* Begin *
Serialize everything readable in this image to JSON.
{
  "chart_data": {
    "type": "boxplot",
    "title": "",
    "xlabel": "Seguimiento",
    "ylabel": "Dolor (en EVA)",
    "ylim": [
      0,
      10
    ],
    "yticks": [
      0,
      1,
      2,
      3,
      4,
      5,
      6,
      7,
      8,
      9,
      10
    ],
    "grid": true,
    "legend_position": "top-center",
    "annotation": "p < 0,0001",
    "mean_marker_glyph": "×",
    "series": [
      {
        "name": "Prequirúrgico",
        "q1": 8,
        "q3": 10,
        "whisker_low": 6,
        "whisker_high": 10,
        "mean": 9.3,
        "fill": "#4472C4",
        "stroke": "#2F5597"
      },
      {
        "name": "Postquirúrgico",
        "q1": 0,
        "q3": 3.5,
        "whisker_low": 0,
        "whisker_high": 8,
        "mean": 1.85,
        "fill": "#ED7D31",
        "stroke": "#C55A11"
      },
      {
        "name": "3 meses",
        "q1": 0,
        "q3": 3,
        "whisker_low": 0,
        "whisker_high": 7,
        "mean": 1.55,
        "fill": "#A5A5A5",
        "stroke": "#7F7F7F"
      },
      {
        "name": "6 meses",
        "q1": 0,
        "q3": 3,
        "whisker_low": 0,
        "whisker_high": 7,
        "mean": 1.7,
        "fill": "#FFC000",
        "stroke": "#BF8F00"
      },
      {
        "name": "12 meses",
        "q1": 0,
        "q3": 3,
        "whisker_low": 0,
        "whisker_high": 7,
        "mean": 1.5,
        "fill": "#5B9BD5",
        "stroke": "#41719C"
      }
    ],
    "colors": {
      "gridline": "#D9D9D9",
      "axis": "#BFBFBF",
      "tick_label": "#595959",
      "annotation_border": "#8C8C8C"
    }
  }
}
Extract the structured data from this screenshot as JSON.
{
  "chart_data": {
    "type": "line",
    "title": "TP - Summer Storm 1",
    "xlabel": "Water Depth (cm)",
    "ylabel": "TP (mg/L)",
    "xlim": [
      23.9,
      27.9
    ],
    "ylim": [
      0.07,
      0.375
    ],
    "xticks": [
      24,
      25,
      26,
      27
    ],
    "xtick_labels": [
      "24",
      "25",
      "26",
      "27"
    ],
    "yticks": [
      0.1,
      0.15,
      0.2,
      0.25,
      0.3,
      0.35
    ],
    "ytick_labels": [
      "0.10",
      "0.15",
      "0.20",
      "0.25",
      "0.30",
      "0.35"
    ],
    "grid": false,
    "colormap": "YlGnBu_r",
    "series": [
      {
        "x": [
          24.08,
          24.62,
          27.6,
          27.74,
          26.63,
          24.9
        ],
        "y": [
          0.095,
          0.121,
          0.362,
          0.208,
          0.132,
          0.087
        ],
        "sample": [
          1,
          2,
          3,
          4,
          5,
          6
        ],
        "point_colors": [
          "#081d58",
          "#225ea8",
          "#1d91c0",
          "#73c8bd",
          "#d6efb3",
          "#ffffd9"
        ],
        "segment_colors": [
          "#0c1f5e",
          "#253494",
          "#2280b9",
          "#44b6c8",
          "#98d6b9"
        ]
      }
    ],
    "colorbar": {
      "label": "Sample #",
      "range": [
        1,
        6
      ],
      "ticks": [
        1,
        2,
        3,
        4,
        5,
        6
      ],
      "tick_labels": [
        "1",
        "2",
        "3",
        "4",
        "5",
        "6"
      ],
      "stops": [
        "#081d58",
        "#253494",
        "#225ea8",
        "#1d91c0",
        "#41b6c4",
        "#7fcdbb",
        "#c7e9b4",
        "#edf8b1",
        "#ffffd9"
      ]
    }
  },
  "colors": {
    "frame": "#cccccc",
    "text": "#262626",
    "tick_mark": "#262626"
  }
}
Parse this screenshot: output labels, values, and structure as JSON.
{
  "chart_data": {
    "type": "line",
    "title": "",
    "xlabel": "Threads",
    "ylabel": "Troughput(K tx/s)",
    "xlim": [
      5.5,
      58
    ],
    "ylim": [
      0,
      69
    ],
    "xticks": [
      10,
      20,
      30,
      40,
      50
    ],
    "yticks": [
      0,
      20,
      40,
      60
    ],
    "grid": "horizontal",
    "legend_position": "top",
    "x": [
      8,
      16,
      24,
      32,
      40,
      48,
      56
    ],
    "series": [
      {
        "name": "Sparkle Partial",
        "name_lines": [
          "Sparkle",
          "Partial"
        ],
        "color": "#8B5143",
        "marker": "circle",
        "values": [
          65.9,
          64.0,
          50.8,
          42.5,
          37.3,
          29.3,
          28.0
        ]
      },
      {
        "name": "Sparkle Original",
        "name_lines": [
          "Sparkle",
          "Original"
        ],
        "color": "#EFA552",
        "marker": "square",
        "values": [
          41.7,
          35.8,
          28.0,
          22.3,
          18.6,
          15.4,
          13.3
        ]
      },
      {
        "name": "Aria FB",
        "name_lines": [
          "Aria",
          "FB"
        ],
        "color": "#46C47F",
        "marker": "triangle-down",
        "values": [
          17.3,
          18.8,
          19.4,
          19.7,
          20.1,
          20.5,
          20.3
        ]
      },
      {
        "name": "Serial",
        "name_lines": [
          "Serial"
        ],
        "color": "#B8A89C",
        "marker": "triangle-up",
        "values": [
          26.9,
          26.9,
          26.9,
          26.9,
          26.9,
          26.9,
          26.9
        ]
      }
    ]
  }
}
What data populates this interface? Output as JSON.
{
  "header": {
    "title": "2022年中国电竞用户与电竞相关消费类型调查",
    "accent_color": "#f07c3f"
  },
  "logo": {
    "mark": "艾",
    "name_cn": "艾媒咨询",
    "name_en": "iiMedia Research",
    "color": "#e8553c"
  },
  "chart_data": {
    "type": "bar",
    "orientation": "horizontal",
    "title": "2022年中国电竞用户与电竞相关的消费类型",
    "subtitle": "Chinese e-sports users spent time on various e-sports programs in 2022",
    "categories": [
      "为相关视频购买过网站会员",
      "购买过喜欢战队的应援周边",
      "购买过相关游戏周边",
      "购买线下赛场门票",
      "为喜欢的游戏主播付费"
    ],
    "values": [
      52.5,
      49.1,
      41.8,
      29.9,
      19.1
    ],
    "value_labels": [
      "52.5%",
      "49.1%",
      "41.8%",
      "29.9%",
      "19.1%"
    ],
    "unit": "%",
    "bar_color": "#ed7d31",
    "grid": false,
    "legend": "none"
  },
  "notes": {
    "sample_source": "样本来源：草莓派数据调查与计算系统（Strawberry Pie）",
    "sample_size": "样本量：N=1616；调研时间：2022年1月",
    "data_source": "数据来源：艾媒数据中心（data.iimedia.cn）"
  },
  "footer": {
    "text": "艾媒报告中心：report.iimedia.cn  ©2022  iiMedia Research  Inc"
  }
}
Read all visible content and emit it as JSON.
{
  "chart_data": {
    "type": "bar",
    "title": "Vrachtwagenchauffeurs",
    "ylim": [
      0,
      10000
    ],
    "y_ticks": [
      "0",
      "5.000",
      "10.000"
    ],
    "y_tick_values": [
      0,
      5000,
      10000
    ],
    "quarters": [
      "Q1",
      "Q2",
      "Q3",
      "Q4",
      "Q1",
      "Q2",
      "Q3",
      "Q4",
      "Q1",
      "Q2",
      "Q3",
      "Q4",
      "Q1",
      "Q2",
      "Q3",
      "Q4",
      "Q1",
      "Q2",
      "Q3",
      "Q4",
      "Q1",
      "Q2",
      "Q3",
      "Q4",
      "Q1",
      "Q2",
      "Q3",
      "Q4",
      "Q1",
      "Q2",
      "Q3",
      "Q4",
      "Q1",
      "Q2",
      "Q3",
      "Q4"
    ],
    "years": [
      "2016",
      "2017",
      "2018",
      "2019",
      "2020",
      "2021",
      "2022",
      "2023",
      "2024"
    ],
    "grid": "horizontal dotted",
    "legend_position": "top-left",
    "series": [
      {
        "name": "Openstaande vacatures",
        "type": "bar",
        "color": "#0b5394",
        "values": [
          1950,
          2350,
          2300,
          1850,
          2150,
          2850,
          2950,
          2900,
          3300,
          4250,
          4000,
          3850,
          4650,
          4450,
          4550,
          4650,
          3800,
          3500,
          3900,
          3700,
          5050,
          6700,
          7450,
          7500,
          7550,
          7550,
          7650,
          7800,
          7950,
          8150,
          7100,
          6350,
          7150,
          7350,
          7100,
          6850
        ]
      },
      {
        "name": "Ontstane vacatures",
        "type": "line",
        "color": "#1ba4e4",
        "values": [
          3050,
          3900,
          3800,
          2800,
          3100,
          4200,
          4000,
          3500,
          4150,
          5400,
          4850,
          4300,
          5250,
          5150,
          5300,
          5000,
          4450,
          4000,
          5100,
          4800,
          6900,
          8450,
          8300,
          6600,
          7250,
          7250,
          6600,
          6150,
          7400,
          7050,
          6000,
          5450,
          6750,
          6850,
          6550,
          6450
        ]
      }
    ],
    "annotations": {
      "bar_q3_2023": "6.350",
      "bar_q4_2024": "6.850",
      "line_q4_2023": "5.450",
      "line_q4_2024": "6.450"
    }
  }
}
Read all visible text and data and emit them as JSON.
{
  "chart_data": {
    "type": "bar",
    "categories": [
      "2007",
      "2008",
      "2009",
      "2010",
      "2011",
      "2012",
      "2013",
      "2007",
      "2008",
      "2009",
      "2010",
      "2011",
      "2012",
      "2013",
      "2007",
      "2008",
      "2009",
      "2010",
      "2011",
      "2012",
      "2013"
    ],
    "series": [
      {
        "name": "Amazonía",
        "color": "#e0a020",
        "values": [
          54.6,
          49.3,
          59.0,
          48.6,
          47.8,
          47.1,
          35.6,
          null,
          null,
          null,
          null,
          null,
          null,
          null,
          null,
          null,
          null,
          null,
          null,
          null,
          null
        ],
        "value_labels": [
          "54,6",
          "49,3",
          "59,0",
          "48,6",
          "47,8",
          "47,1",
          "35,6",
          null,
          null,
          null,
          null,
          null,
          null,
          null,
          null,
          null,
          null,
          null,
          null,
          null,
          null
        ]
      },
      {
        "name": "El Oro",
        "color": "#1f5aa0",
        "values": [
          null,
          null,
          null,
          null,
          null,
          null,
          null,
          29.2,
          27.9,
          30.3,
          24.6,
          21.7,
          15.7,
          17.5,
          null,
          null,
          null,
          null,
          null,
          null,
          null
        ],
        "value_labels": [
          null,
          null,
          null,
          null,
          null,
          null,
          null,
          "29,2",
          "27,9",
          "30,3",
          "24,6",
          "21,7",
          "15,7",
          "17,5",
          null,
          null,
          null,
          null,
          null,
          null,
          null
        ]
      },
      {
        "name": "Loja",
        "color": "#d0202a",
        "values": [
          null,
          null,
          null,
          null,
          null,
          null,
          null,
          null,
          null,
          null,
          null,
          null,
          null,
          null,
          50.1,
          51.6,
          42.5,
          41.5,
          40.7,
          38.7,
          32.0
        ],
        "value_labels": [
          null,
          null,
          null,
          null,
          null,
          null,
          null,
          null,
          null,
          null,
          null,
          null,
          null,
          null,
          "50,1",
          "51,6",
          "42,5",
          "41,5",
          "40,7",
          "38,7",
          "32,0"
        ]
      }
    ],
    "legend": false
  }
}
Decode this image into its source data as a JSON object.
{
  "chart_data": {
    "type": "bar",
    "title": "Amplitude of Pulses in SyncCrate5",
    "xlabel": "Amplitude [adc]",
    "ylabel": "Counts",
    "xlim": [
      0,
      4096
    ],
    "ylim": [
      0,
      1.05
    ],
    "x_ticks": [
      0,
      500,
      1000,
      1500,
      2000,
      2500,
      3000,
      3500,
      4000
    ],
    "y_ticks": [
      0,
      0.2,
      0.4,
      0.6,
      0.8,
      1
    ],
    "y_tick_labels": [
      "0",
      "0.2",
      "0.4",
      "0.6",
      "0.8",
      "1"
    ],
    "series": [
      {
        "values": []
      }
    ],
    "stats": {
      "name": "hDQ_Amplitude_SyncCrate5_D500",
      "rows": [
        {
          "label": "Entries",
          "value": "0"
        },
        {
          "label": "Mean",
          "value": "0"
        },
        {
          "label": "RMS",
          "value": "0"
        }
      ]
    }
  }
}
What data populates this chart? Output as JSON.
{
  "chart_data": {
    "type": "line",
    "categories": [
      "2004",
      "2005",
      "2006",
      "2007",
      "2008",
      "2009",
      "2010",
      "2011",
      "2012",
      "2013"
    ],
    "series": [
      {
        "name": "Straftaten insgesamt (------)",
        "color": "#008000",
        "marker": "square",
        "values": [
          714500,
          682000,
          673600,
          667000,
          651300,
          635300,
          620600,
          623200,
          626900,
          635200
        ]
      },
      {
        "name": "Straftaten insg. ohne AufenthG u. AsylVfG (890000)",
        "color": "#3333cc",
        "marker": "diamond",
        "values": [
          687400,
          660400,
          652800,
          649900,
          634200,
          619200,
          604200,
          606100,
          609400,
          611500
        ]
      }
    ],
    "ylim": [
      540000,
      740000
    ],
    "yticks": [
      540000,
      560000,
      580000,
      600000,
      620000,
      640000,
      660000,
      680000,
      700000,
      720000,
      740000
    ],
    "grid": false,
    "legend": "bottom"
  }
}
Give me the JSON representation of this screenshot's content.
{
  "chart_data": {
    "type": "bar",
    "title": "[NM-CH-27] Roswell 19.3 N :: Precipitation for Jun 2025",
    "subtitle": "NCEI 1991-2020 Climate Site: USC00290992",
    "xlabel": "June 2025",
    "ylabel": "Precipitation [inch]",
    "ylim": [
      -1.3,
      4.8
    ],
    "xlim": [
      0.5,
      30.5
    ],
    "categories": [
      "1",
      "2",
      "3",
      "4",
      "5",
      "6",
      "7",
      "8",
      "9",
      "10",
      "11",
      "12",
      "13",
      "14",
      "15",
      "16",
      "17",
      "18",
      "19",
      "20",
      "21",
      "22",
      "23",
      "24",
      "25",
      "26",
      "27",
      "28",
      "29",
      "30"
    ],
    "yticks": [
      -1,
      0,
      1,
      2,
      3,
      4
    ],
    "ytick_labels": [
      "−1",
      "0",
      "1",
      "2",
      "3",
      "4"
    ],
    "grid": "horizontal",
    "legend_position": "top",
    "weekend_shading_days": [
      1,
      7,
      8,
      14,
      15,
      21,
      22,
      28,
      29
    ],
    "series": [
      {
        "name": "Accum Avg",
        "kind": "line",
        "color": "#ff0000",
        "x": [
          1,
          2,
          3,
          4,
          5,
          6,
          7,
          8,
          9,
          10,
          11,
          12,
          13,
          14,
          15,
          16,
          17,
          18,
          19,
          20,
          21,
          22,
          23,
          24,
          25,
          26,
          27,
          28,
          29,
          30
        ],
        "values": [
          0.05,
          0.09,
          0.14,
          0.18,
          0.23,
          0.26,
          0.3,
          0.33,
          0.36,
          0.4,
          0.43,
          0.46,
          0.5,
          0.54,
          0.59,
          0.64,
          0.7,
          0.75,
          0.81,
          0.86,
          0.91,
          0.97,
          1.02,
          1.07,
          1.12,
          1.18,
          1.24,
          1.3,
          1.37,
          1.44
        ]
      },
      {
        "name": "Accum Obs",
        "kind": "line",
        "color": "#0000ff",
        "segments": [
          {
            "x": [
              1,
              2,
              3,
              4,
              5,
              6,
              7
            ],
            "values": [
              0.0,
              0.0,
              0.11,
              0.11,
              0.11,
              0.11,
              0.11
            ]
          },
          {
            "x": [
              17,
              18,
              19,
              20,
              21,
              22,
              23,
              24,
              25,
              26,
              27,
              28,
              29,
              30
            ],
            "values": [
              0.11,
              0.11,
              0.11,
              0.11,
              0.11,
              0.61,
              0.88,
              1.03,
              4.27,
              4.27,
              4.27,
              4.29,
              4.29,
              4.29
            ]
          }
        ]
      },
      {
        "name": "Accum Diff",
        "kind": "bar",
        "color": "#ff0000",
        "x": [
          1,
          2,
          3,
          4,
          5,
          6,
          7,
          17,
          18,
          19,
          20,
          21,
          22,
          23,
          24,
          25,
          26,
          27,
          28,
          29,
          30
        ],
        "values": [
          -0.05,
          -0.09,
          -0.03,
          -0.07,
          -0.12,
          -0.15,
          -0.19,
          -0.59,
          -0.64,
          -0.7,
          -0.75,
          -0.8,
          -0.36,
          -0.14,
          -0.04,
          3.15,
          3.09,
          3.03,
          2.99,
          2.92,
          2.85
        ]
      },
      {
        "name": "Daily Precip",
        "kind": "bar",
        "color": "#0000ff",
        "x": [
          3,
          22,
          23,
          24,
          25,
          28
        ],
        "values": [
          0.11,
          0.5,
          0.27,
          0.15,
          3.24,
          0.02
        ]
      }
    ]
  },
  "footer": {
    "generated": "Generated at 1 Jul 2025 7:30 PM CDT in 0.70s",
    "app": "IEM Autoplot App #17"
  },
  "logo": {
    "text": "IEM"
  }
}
* End *
**CHALLENGE:** Using the records above, find and show each line with the string "Sparkle".

**WRITTEN RESPONSE:**
        "name": "Sparkle Partial",
          "Sparkle",
        "name": "Sparkle Original",
          "Sparkle",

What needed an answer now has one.